Request: Go through each line of the records below and count those with the word "nглазами"; give only the total.

Material provided:
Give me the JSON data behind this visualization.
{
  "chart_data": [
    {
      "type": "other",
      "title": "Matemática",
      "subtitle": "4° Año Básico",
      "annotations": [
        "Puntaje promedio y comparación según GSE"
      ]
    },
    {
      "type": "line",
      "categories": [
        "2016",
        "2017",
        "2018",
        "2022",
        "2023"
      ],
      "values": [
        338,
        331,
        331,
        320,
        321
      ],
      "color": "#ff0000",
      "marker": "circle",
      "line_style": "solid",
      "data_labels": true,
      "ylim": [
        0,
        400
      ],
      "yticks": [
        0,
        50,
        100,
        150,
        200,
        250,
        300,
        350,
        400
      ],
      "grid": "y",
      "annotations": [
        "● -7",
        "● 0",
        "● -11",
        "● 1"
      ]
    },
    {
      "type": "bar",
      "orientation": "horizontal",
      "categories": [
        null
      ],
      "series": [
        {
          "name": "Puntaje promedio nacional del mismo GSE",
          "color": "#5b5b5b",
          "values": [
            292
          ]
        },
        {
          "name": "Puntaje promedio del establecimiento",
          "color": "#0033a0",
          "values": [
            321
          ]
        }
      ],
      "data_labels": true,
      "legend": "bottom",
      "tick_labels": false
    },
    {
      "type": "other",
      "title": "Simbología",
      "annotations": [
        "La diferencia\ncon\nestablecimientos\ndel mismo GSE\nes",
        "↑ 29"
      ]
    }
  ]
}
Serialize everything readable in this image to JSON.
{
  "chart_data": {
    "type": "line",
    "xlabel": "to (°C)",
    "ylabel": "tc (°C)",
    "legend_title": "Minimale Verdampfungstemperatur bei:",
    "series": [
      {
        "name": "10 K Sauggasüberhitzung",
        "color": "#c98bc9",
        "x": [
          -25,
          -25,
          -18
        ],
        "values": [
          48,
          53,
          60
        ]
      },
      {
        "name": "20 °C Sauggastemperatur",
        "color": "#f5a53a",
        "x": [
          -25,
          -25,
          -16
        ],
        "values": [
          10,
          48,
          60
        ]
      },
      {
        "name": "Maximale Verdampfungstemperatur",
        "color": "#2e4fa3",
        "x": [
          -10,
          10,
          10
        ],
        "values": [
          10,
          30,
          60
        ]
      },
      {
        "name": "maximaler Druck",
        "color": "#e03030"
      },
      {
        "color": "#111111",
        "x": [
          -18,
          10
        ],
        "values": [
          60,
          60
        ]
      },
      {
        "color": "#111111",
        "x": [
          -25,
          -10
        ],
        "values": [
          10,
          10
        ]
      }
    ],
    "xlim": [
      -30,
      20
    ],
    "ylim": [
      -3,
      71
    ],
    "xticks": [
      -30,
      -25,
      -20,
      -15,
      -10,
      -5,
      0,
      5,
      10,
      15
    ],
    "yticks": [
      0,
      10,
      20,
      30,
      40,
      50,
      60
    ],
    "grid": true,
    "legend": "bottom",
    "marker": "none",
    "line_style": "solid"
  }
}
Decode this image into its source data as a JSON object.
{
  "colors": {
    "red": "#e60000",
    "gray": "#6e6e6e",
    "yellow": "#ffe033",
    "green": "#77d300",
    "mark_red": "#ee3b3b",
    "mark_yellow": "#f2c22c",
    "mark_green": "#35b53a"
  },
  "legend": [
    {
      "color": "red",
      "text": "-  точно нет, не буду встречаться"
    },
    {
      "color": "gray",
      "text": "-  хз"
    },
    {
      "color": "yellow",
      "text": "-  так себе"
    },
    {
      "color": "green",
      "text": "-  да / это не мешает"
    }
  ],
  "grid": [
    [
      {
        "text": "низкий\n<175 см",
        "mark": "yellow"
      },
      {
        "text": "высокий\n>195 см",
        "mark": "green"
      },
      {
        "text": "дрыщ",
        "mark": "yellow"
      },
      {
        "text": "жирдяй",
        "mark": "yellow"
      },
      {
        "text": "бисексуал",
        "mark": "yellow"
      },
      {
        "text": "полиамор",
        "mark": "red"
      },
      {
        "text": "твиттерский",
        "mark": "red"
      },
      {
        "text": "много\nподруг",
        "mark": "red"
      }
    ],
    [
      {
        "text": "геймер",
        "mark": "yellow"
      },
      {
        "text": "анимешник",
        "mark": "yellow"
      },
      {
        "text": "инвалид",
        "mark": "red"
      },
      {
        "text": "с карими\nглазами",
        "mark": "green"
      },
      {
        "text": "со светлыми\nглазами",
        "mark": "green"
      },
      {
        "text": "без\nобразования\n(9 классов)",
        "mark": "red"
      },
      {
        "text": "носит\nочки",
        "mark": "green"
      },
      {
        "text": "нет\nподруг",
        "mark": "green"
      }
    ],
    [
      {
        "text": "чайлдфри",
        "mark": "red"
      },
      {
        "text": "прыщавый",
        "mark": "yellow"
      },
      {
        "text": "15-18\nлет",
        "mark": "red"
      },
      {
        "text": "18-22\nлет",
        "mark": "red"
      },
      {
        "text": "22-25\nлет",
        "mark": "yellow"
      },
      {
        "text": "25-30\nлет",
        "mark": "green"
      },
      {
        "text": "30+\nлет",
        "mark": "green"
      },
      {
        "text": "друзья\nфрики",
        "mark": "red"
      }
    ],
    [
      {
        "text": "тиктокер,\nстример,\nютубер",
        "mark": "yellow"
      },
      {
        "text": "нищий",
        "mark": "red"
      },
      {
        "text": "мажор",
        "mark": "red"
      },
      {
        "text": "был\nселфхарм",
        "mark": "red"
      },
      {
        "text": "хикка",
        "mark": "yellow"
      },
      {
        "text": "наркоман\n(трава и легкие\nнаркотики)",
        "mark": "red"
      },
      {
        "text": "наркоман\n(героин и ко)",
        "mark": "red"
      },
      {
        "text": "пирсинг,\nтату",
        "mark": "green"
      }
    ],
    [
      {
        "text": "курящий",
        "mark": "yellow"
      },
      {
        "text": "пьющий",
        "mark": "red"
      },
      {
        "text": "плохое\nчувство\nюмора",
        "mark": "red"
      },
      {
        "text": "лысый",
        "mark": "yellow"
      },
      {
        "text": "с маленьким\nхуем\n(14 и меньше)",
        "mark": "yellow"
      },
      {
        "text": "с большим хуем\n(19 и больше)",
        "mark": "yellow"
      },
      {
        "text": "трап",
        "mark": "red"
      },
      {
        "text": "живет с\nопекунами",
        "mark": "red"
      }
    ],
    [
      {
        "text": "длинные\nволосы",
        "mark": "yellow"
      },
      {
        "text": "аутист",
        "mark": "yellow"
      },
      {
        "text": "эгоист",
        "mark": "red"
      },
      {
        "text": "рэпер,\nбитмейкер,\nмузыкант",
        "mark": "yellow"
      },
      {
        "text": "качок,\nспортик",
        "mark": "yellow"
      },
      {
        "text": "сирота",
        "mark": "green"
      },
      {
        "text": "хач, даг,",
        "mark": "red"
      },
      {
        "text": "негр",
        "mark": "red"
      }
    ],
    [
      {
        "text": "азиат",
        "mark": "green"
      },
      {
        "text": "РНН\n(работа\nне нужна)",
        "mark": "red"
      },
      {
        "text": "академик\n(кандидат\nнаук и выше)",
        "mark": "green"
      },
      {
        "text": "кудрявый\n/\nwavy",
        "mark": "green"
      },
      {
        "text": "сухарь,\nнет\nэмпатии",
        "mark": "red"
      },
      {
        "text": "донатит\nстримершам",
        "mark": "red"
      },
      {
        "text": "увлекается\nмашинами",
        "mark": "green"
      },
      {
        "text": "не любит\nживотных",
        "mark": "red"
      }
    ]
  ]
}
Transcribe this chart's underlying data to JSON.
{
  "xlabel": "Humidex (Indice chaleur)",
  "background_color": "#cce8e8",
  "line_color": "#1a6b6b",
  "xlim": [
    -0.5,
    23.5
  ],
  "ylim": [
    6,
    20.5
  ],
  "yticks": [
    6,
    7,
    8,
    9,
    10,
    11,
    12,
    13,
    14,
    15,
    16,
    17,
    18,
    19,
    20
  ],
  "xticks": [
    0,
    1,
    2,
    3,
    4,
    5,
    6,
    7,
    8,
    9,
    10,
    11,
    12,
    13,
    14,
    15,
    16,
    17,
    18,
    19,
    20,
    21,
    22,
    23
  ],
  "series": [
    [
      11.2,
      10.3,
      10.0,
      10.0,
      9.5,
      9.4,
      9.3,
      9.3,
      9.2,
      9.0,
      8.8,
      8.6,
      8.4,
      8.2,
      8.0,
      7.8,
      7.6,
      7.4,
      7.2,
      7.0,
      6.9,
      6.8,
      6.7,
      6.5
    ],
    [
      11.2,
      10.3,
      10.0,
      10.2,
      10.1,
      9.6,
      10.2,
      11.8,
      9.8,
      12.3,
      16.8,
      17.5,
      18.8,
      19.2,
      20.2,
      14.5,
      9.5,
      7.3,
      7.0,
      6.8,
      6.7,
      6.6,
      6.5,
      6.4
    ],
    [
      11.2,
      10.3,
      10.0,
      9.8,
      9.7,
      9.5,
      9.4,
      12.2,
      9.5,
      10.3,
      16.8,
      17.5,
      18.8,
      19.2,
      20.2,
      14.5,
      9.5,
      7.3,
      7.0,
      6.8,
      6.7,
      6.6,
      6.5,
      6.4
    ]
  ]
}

Result of this exercise: 2